Figure dataset records -
* * * * * * *

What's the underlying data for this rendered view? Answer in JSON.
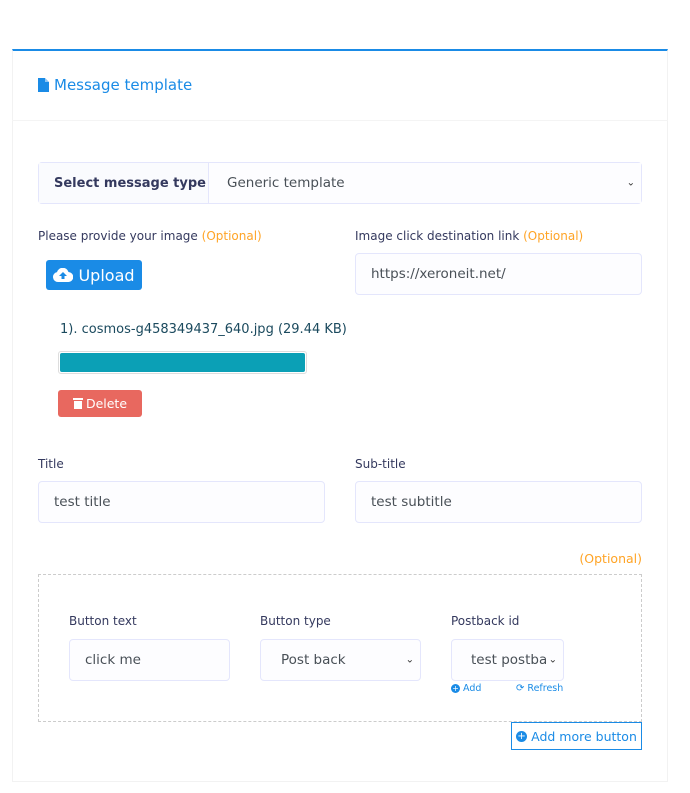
{
  "header": {
    "title": "Message template",
    "icon": "file-icon"
  },
  "message_type": {
    "label": "Select message type",
    "value": "Generic template"
  },
  "image": {
    "label": "Please provide your image",
    "optional": "(Optional)",
    "upload_label": "Upload",
    "file": "1). cosmos-g458349437_640.jpg (29.44 KB)",
    "progress_percent": 100,
    "delete_label": "Delete"
  },
  "link": {
    "label": "Image click destination link",
    "optional": "(Optional)",
    "value": "https://xeroneit.net/"
  },
  "title_field": {
    "label": "Title",
    "value": "test title"
  },
  "subtitle_field": {
    "label": "Sub-title",
    "value": "test subtitle"
  },
  "buttons": {
    "optional": "(Optional)",
    "text_label": "Button text",
    "text_value": "click me",
    "type_label": "Button type",
    "type_value": "Post back",
    "postback_label": "Postback id",
    "postback_value": "test postback",
    "add_label": "Add",
    "refresh_label": "Refresh",
    "add_more_label": "Add more button"
  },
  "colors": {
    "primary": "#1a8be6",
    "warning": "#ffa426",
    "danger": "#e8685f",
    "progress": "#0ba0b6"
  }
}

* * * * * * *

Your task - Reproduce the material in its entirety and word for word, without the pictures.

Response -
What's the underlying data for this rendered view? Answer in JSON.
{
  "header": {
    "title": "Message template",
    "icon": "file-icon"
  },
  "message_type": {
    "label": "Select message type",
    "value": "Generic template"
  },
  "image": {
    "label": "Please provide your image",
    "optional": "(Optional)",
    "upload_label": "Upload",
    "file": "1). cosmos-g458349437_640.jpg (29.44 KB)",
    "progress_percent": 100,
    "delete_label": "Delete"
  },
  "link": {
    "label": "Image click destination link",
    "optional": "(Optional)",
    "value": "https://xeroneit.net/"
  },
  "title_field": {
    "label": "Title",
    "value": "test title"
  },
  "subtitle_field": {
    "label": "Sub-title",
    "value": "test subtitle"
  },
  "buttons": {
    "optional": "(Optional)",
    "text_label": "Button text",
    "text_value": "click me",
    "type_label": "Button type",
    "type_value": "Post back",
    "postback_label": "Postback id",
    "postback_value": "test postback",
    "add_label": "Add",
    "refresh_label": "Refresh",
    "add_more_label": "Add more button"
  },
  "colors": {
    "primary": "#1a8be6",
    "warning": "#ffa426",
    "danger": "#e8685f",
    "progress": "#0ba0b6"
  }
}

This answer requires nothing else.